**Task to complete**
Print the entries that appear below, exactly as written and without their pictures.

++++ Supplied information ++++

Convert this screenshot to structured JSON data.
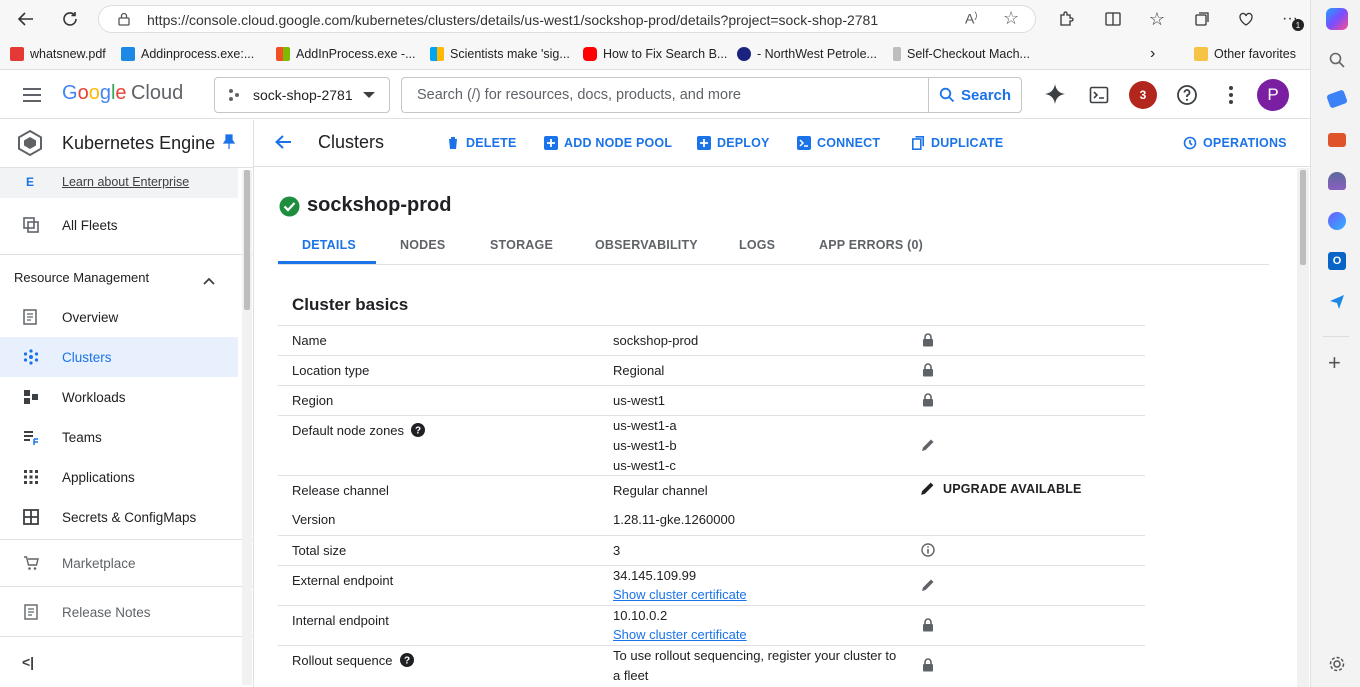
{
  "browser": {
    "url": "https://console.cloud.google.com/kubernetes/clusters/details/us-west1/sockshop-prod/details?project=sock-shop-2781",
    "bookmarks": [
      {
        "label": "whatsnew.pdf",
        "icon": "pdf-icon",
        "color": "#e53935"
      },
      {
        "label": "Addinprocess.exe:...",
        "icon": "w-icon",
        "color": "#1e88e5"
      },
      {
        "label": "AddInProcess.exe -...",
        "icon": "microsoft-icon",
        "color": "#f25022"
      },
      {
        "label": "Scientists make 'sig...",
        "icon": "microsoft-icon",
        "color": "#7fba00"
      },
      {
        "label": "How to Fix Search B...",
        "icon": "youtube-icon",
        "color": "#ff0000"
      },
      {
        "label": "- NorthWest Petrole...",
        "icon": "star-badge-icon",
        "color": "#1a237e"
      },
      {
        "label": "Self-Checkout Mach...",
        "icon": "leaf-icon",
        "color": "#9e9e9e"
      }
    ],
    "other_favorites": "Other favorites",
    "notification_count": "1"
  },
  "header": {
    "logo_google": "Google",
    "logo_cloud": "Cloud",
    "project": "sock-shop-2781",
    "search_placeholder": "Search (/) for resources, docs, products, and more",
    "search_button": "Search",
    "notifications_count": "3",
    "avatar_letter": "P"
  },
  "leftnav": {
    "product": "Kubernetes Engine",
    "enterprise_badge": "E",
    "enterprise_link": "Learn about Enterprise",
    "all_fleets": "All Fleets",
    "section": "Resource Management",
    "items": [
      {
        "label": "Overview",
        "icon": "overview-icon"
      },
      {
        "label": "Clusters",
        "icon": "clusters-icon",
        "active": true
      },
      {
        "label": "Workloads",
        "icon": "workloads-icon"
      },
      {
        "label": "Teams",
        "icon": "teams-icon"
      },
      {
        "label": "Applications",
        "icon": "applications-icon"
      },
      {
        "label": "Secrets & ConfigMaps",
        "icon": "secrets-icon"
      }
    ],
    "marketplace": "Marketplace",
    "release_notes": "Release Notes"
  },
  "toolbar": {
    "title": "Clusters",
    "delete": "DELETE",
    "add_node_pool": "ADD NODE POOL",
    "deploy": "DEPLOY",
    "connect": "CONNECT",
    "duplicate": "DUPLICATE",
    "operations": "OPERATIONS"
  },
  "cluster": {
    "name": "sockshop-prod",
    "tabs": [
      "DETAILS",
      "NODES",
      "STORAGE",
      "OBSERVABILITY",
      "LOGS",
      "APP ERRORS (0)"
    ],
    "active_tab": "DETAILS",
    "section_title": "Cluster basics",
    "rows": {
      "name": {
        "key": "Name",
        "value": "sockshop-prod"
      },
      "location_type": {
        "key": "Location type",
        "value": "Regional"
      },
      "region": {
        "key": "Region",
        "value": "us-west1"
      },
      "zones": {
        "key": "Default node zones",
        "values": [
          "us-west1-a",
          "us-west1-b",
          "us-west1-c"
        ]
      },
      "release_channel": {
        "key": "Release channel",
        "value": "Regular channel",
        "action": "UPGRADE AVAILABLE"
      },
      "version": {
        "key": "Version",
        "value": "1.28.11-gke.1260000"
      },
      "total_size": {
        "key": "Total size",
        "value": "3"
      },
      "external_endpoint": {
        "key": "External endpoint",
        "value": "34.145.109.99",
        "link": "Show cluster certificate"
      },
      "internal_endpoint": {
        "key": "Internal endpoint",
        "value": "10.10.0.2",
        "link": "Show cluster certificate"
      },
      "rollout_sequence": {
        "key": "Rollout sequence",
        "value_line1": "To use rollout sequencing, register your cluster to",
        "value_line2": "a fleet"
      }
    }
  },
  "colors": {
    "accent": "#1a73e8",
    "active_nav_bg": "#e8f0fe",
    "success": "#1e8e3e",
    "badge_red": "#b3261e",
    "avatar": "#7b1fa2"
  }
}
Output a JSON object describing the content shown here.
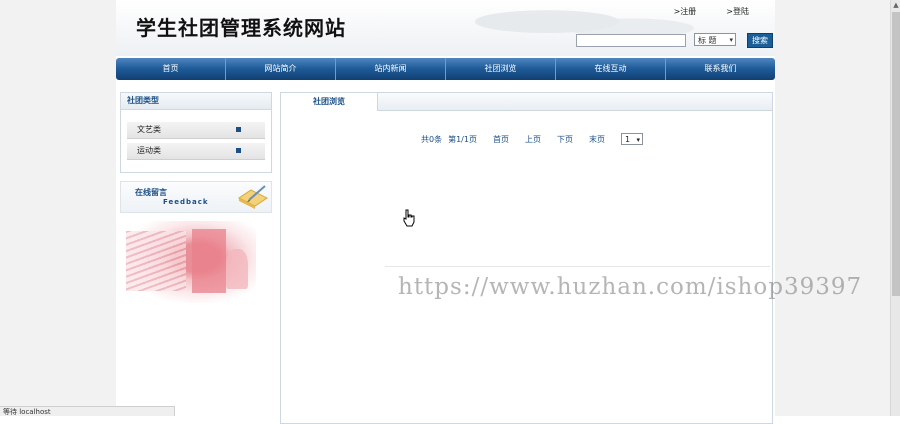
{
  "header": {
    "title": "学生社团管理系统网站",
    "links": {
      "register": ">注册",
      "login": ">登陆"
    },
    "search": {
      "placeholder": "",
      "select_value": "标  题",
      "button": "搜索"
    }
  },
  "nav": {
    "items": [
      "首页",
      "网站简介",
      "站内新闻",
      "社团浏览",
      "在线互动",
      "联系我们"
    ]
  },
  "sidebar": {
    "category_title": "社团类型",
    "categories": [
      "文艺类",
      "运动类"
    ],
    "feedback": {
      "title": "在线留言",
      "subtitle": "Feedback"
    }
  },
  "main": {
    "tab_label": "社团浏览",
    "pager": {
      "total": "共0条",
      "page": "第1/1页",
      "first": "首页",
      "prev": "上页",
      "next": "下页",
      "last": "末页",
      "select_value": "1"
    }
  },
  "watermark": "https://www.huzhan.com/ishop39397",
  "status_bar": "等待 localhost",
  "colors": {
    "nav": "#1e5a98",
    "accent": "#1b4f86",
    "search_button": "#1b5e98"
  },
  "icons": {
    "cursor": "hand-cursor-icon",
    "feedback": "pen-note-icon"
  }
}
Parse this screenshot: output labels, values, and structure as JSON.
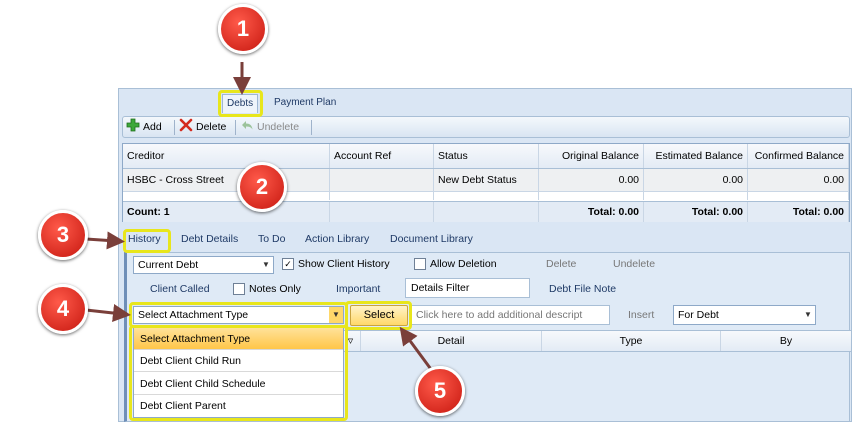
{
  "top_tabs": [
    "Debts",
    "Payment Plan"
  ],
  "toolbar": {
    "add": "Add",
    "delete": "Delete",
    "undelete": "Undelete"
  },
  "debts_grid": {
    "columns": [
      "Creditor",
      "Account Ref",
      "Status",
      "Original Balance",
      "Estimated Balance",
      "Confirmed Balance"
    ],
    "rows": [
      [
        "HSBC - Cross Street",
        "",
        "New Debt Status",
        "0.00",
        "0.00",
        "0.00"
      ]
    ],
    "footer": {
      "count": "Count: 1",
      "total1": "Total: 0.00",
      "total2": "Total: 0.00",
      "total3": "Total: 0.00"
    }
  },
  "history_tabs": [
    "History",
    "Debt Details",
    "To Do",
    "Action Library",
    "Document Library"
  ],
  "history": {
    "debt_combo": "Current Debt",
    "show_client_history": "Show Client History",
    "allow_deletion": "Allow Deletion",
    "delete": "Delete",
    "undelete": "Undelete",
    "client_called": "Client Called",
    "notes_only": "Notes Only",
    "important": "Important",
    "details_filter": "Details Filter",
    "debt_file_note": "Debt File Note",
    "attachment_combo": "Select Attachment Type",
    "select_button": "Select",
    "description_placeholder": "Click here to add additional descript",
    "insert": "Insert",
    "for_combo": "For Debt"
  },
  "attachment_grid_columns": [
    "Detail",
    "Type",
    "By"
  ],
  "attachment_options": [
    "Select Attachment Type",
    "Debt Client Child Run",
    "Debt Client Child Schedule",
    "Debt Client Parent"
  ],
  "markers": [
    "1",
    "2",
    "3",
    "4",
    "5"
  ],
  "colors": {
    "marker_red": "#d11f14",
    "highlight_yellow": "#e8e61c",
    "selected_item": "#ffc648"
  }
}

++++

**Answer below**
Convert this screenshot to structured JSON data.
{
  "browser": {
    "url": "https://console.cloud.google.com/kubernetes/clusters/details/us-west1/sockshop-prod/details?project=sock-shop-2781",
    "bookmarks": [
      {
        "label": "whatsnew.pdf",
        "icon": "pdf-icon",
        "color": "#e53935"
      },
      {
        "label": "Addinprocess.exe:...",
        "icon": "w-icon",
        "color": "#1e88e5"
      },
      {
        "label": "AddInProcess.exe -...",
        "icon": "microsoft-icon",
        "color": "#f25022"
      },
      {
        "label": "Scientists make 'sig...",
        "icon": "microsoft-icon",
        "color": "#7fba00"
      },
      {
        "label": "How to Fix Search B...",
        "icon": "youtube-icon",
        "color": "#ff0000"
      },
      {
        "label": "- NorthWest Petrole...",
        "icon": "star-badge-icon",
        "color": "#1a237e"
      },
      {
        "label": "Self-Checkout Mach...",
        "icon": "leaf-icon",
        "color": "#9e9e9e"
      }
    ],
    "other_favorites": "Other favorites",
    "notification_count": "1"
  },
  "header": {
    "logo_google": "Google",
    "logo_cloud": "Cloud",
    "project": "sock-shop-2781",
    "search_placeholder": "Search (/) for resources, docs, products, and more",
    "search_button": "Search",
    "notifications_count": "3",
    "avatar_letter": "P"
  },
  "leftnav": {
    "product": "Kubernetes Engine",
    "enterprise_badge": "E",
    "enterprise_link": "Learn about Enterprise",
    "all_fleets": "All Fleets",
    "section": "Resource Management",
    "items": [
      {
        "label": "Overview",
        "icon": "overview-icon"
      },
      {
        "label": "Clusters",
        "icon": "clusters-icon",
        "active": true
      },
      {
        "label": "Workloads",
        "icon": "workloads-icon"
      },
      {
        "label": "Teams",
        "icon": "teams-icon"
      },
      {
        "label": "Applications",
        "icon": "applications-icon"
      },
      {
        "label": "Secrets & ConfigMaps",
        "icon": "secrets-icon"
      }
    ],
    "marketplace": "Marketplace",
    "release_notes": "Release Notes"
  },
  "toolbar": {
    "title": "Clusters",
    "delete": "DELETE",
    "add_node_pool": "ADD NODE POOL",
    "deploy": "DEPLOY",
    "connect": "CONNECT",
    "duplicate": "DUPLICATE",
    "operations": "OPERATIONS"
  },
  "cluster": {
    "name": "sockshop-prod",
    "tabs": [
      "DETAILS",
      "NODES",
      "STORAGE",
      "OBSERVABILITY",
      "LOGS",
      "APP ERRORS (0)"
    ],
    "active_tab": "DETAILS",
    "section_title": "Cluster basics",
    "rows": {
      "name": {
        "key": "Name",
        "value": "sockshop-prod"
      },
      "location_type": {
        "key": "Location type",
        "value": "Regional"
      },
      "region": {
        "key": "Region",
        "value": "us-west1"
      },
      "zones": {
        "key": "Default node zones",
        "values": [
          "us-west1-a",
          "us-west1-b",
          "us-west1-c"
        ]
      },
      "release_channel": {
        "key": "Release channel",
        "value": "Regular channel",
        "action": "UPGRADE AVAILABLE"
      },
      "version": {
        "key": "Version",
        "value": "1.28.11-gke.1260000"
      },
      "total_size": {
        "key": "Total size",
        "value": "3"
      },
      "external_endpoint": {
        "key": "External endpoint",
        "value": "34.145.109.99",
        "link": "Show cluster certificate"
      },
      "internal_endpoint": {
        "key": "Internal endpoint",
        "value": "10.10.0.2",
        "link": "Show cluster certificate"
      },
      "rollout_sequence": {
        "key": "Rollout sequence",
        "value_line1": "To use rollout sequencing, register your cluster to",
        "value_line2": "a fleet"
      }
    }
  },
  "colors": {
    "accent": "#1a73e8",
    "active_nav_bg": "#e8f0fe",
    "success": "#1e8e3e",
    "badge_red": "#b3261e",
    "avatar": "#7b1fa2"
  }
}
Output a JSON object describing the content shown here.
{
  "header": {
    "title": "学生社团管理系统网站",
    "links": {
      "register": ">注册",
      "login": ">登陆"
    },
    "search": {
      "placeholder": "",
      "select_value": "标  题",
      "button": "搜索"
    }
  },
  "nav": {
    "items": [
      "首页",
      "网站简介",
      "站内新闻",
      "社团浏览",
      "在线互动",
      "联系我们"
    ]
  },
  "sidebar": {
    "category_title": "社团类型",
    "categories": [
      "文艺类",
      "运动类"
    ],
    "feedback": {
      "title": "在线留言",
      "subtitle": "Feedback"
    }
  },
  "main": {
    "tab_label": "社团浏览",
    "pager": {
      "total": "共0条",
      "page": "第1/1页",
      "first": "首页",
      "prev": "上页",
      "next": "下页",
      "last": "末页",
      "select_value": "1"
    }
  },
  "watermark": "https://www.huzhan.com/ishop39397",
  "status_bar": "等待 localhost",
  "colors": {
    "nav": "#1e5a98",
    "accent": "#1b4f86",
    "search_button": "#1b5e98"
  },
  "icons": {
    "cursor": "hand-cursor-icon",
    "feedback": "pen-note-icon"
  }
}
Parse this screenshot: output labels, values, and structure as JSON.
{
  "top_tabs": [
    "Debts",
    "Payment Plan"
  ],
  "toolbar": {
    "add": "Add",
    "delete": "Delete",
    "undelete": "Undelete"
  },
  "debts_grid": {
    "columns": [
      "Creditor",
      "Account Ref",
      "Status",
      "Original Balance",
      "Estimated Balance",
      "Confirmed Balance"
    ],
    "rows": [
      [
        "HSBC - Cross Street",
        "",
        "New Debt Status",
        "0.00",
        "0.00",
        "0.00"
      ]
    ],
    "footer": {
      "count": "Count: 1",
      "total1": "Total: 0.00",
      "total2": "Total: 0.00",
      "total3": "Total: 0.00"
    }
  },
  "history_tabs": [
    "History",
    "Debt Details",
    "To Do",
    "Action Library",
    "Document Library"
  ],
  "history": {
    "debt_combo": "Current Debt",
    "show_client_history": "Show Client History",
    "allow_deletion": "Allow Deletion",
    "delete": "Delete",
    "undelete": "Undelete",
    "client_called": "Client Called",
    "notes_only": "Notes Only",
    "important": "Important",
    "details_filter": "Details Filter",
    "debt_file_note": "Debt File Note",
    "attachment_combo": "Select Attachment Type",
    "select_button": "Select",
    "description_placeholder": "Click here to add additional descript",
    "insert": "Insert",
    "for_combo": "For Debt"
  },
  "attachment_grid_columns": [
    "Detail",
    "Type",
    "By"
  ],
  "attachment_options": [
    "Select Attachment Type",
    "Debt Client Child Run",
    "Debt Client Child Schedule",
    "Debt Client Parent"
  ],
  "markers": [
    "1",
    "2",
    "3",
    "4",
    "5"
  ],
  "colors": {
    "marker_red": "#d11f14",
    "highlight_yellow": "#e8e61c",
    "selected_item": "#ffc648"
  }
}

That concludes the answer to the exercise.